== DATA RECORDS ==
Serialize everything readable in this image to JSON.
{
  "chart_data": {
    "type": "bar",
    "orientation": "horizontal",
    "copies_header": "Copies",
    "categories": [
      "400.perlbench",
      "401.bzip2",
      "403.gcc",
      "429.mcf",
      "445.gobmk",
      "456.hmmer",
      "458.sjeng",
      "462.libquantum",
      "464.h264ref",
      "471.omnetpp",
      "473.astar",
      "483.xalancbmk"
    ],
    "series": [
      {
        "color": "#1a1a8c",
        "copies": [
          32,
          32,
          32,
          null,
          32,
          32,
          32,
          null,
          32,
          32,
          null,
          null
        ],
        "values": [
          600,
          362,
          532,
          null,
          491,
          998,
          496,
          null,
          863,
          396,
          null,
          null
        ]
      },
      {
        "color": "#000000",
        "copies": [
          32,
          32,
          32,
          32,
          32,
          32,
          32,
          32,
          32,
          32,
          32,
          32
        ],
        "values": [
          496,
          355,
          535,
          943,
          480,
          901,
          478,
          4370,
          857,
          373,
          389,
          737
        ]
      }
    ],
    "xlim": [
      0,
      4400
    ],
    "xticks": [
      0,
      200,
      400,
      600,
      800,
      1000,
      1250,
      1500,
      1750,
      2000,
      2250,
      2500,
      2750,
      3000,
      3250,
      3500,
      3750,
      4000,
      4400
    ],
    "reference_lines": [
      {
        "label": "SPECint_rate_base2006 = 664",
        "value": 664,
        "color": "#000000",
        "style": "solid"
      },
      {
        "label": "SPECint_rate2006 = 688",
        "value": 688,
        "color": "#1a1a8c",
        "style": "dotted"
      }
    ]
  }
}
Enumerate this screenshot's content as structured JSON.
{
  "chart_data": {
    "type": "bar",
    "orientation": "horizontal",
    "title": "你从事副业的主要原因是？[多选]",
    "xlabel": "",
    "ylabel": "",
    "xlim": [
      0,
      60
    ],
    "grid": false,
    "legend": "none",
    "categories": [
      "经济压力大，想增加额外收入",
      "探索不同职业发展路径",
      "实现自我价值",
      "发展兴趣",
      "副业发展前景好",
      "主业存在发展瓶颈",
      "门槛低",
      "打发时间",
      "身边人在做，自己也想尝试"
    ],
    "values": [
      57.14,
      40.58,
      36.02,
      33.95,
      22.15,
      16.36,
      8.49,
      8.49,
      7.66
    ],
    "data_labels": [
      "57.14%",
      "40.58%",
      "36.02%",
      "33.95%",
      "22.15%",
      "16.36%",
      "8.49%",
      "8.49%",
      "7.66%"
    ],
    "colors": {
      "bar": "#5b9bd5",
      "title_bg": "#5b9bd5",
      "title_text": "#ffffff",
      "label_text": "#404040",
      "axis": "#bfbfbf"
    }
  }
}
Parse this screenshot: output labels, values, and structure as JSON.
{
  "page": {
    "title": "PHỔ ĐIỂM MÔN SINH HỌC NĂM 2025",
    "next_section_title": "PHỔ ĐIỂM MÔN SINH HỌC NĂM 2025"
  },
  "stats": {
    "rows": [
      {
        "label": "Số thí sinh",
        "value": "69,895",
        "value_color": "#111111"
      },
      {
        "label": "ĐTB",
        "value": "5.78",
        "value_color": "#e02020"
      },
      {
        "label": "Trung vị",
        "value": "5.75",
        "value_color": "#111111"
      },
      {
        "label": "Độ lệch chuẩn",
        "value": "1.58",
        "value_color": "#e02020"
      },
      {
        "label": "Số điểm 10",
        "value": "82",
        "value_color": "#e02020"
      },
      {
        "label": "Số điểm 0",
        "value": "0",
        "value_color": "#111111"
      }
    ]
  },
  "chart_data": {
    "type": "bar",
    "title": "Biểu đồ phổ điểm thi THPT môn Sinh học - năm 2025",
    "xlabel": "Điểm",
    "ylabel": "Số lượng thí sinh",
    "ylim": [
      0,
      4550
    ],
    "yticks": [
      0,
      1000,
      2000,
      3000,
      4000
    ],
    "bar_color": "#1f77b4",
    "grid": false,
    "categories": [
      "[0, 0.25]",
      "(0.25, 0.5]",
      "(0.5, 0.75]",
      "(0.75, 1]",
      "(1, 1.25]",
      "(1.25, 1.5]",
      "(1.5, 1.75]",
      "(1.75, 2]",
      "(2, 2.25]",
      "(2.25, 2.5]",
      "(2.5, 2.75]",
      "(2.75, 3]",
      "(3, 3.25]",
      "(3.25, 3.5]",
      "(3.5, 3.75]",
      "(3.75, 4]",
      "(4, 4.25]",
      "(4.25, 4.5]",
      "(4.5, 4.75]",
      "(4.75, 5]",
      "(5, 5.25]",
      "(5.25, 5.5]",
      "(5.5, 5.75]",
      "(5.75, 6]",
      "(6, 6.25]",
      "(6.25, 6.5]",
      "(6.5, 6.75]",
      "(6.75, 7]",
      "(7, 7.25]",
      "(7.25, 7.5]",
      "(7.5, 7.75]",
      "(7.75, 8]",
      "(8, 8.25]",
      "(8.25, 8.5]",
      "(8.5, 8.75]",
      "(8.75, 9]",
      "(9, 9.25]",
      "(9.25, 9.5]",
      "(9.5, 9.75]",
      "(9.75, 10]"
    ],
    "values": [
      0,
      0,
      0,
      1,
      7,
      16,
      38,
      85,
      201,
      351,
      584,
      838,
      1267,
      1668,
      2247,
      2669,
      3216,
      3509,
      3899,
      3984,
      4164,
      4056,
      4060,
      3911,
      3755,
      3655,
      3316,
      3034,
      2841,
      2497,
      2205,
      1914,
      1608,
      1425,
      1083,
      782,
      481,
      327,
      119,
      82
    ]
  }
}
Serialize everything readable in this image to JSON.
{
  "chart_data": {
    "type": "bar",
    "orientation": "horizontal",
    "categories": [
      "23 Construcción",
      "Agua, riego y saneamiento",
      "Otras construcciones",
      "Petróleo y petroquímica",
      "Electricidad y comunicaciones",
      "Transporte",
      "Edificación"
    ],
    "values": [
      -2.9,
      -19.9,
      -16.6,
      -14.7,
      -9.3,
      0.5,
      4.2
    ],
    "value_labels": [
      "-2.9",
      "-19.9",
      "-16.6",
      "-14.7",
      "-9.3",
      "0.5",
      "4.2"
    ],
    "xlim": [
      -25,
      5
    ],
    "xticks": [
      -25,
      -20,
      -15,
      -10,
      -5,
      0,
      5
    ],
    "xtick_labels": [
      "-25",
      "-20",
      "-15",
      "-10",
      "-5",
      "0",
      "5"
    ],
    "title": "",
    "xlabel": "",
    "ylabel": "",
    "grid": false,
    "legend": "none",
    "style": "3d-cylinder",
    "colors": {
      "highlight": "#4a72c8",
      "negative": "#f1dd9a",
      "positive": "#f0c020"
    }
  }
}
===
◆ TASK DETAILS
Write out the data again, exactly and in full.

◆ RIGHT ANSWER
Serialize everything readable in this image to JSON.
{
  "chart_data": {
    "type": "bar",
    "orientation": "horizontal",
    "copies_header": "Copies",
    "categories": [
      "400.perlbench",
      "401.bzip2",
      "403.gcc",
      "429.mcf",
      "445.gobmk",
      "456.hmmer",
      "458.sjeng",
      "462.libquantum",
      "464.h264ref",
      "471.omnetpp",
      "473.astar",
      "483.xalancbmk"
    ],
    "series": [
      {
        "color": "#1a1a8c",
        "copies": [
          32,
          32,
          32,
          null,
          32,
          32,
          32,
          null,
          32,
          32,
          null,
          null
        ],
        "values": [
          600,
          362,
          532,
          null,
          491,
          998,
          496,
          null,
          863,
          396,
          null,
          null
        ]
      },
      {
        "color": "#000000",
        "copies": [
          32,
          32,
          32,
          32,
          32,
          32,
          32,
          32,
          32,
          32,
          32,
          32
        ],
        "values": [
          496,
          355,
          535,
          943,
          480,
          901,
          478,
          4370,
          857,
          373,
          389,
          737
        ]
      }
    ],
    "xlim": [
      0,
      4400
    ],
    "xticks": [
      0,
      200,
      400,
      600,
      800,
      1000,
      1250,
      1500,
      1750,
      2000,
      2250,
      2500,
      2750,
      3000,
      3250,
      3500,
      3750,
      4000,
      4400
    ],
    "reference_lines": [
      {
        "label": "SPECint_rate_base2006 = 664",
        "value": 664,
        "color": "#000000",
        "style": "solid"
      },
      {
        "label": "SPECint_rate2006 = 688",
        "value": 688,
        "color": "#1a1a8c",
        "style": "dotted"
      }
    ]
  }
}
Enumerate this screenshot's content as structured JSON.
{
  "chart_data": {
    "type": "bar",
    "orientation": "horizontal",
    "title": "你从事副业的主要原因是？[多选]",
    "xlabel": "",
    "ylabel": "",
    "xlim": [
      0,
      60
    ],
    "grid": false,
    "legend": "none",
    "categories": [
      "经济压力大，想增加额外收入",
      "探索不同职业发展路径",
      "实现自我价值",
      "发展兴趣",
      "副业发展前景好",
      "主业存在发展瓶颈",
      "门槛低",
      "打发时间",
      "身边人在做，自己也想尝试"
    ],
    "values": [
      57.14,
      40.58,
      36.02,
      33.95,
      22.15,
      16.36,
      8.49,
      8.49,
      7.66
    ],
    "data_labels": [
      "57.14%",
      "40.58%",
      "36.02%",
      "33.95%",
      "22.15%",
      "16.36%",
      "8.49%",
      "8.49%",
      "7.66%"
    ],
    "colors": {
      "bar": "#5b9bd5",
      "title_bg": "#5b9bd5",
      "title_text": "#ffffff",
      "label_text": "#404040",
      "axis": "#bfbfbf"
    }
  }
}
Parse this screenshot: output labels, values, and structure as JSON.
{
  "page": {
    "title": "PHỔ ĐIỂM MÔN SINH HỌC NĂM 2025",
    "next_section_title": "PHỔ ĐIỂM MÔN SINH HỌC NĂM 2025"
  },
  "stats": {
    "rows": [
      {
        "label": "Số thí sinh",
        "value": "69,895",
        "value_color": "#111111"
      },
      {
        "label": "ĐTB",
        "value": "5.78",
        "value_color": "#e02020"
      },
      {
        "label": "Trung vị",
        "value": "5.75",
        "value_color": "#111111"
      },
      {
        "label": "Độ lệch chuẩn",
        "value": "1.58",
        "value_color": "#e02020"
      },
      {
        "label": "Số điểm 10",
        "value": "82",
        "value_color": "#e02020"
      },
      {
        "label": "Số điểm 0",
        "value": "0",
        "value_color": "#111111"
      }
    ]
  },
  "chart_data": {
    "type": "bar",
    "title": "Biểu đồ phổ điểm thi THPT môn Sinh học - năm 2025",
    "xlabel": "Điểm",
    "ylabel": "Số lượng thí sinh",
    "ylim": [
      0,
      4550
    ],
    "yticks": [
      0,
      1000,
      2000,
      3000,
      4000
    ],
    "bar_color": "#1f77b4",
    "grid": false,
    "categories": [
      "[0, 0.25]",
      "(0.25, 0.5]",
      "(0.5, 0.75]",
      "(0.75, 1]",
      "(1, 1.25]",
      "(1.25, 1.5]",
      "(1.5, 1.75]",
      "(1.75, 2]",
      "(2, 2.25]",
      "(2.25, 2.5]",
      "(2.5, 2.75]",
      "(2.75, 3]",
      "(3, 3.25]",
      "(3.25, 3.5]",
      "(3.5, 3.75]",
      "(3.75, 4]",
      "(4, 4.25]",
      "(4.25, 4.5]",
      "(4.5, 4.75]",
      "(4.75, 5]",
      "(5, 5.25]",
      "(5.25, 5.5]",
      "(5.5, 5.75]",
      "(5.75, 6]",
      "(6, 6.25]",
      "(6.25, 6.5]",
      "(6.5, 6.75]",
      "(6.75, 7]",
      "(7, 7.25]",
      "(7.25, 7.5]",
      "(7.5, 7.75]",
      "(7.75, 8]",
      "(8, 8.25]",
      "(8.25, 8.5]",
      "(8.5, 8.75]",
      "(8.75, 9]",
      "(9, 9.25]",
      "(9.25, 9.5]",
      "(9.5, 9.75]",
      "(9.75, 10]"
    ],
    "values": [
      0,
      0,
      0,
      1,
      7,
      16,
      38,
      85,
      201,
      351,
      584,
      838,
      1267,
      1668,
      2247,
      2669,
      3216,
      3509,
      3899,
      3984,
      4164,
      4056,
      4060,
      3911,
      3755,
      3655,
      3316,
      3034,
      2841,
      2497,
      2205,
      1914,
      1608,
      1425,
      1083,
      782,
      481,
      327,
      119,
      82
    ]
  }
}
Serialize everything readable in this image to JSON.
{
  "chart_data": {
    "type": "bar",
    "orientation": "horizontal",
    "categories": [
      "23 Construcción",
      "Agua, riego y saneamiento",
      "Otras construcciones",
      "Petróleo y petroquímica",
      "Electricidad y comunicaciones",
      "Transporte",
      "Edificación"
    ],
    "values": [
      -2.9,
      -19.9,
      -16.6,
      -14.7,
      -9.3,
      0.5,
      4.2
    ],
    "value_labels": [
      "-2.9",
      "-19.9",
      "-16.6",
      "-14.7",
      "-9.3",
      "0.5",
      "4.2"
    ],
    "xlim": [
      -25,
      5
    ],
    "xticks": [
      -25,
      -20,
      -15,
      -10,
      -5,
      0,
      5
    ],
    "xtick_labels": [
      "-25",
      "-20",
      "-15",
      "-10",
      "-5",
      "0",
      "5"
    ],
    "title": "",
    "xlabel": "",
    "ylabel": "",
    "grid": false,
    "legend": "none",
    "style": "3d-cylinder",
    "colors": {
      "highlight": "#4a72c8",
      "negative": "#f1dd9a",
      "positive": "#f0c020"
    }
  }
}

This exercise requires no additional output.